Extract the full listing below without altering a single character.

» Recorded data
______________________________

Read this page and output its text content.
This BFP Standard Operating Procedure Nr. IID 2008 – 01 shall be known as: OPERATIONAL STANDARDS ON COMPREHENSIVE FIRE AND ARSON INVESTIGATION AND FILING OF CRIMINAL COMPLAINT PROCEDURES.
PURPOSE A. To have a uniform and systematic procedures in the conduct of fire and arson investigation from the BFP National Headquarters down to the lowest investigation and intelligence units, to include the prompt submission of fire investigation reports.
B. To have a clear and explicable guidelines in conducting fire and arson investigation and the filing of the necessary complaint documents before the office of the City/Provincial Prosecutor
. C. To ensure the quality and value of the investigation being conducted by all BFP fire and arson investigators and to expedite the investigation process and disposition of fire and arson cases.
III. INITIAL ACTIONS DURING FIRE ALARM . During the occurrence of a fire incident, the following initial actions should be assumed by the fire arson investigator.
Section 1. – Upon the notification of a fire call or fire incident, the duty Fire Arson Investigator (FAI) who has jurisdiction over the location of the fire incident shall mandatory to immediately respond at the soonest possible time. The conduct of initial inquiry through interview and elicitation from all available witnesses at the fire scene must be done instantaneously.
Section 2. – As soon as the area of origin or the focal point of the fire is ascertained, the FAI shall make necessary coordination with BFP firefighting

______________________________

» RESPONSE TO THIS EXERCISE
Read this page and output its text content.
This BFP Standard Operating Procedure Nr. IID 2008 – 01 shall be known as: OPERATIONAL STANDARDS ON COMPREHENSIVE FIRE AND ARSON INVESTIGATION AND FILING OF CRIMINAL COMPLAINT PROCEDURES.
PURPOSE A. To have a uniform and systematic procedures in the conduct of fire and arson investigation from the BFP National Headquarters down to the lowest investigation and intelligence units, to include the prompt submission of fire investigation reports.
B. To have a clear and explicable guidelines in conducting fire and arson investigation and the filing of the necessary complaint documents before the office of the City/Provincial Prosecutor
. C. To ensure the quality and value of the investigation being conducted by all BFP fire and arson investigators and to expedite the investigation process and disposition of fire and arson cases.
III. INITIAL ACTIONS DURING FIRE ALARM . During the occurrence of a fire incident, the following initial actions should be assumed by the fire arson investigator.
Section 1. – Upon the notification of a fire call or fire incident, the duty Fire Arson Investigator (FAI) who has jurisdiction over the location of the fire incident shall mandatory to immediately respond at the soonest possible time. The conduct of initial inquiry through interview and elicitation from all available witnesses at the fire scene must be done instantaneously.
Section 2. – As soon as the area of origin or the focal point of the fire is ascertained, the FAI shall make necessary coordination with BFP firefighting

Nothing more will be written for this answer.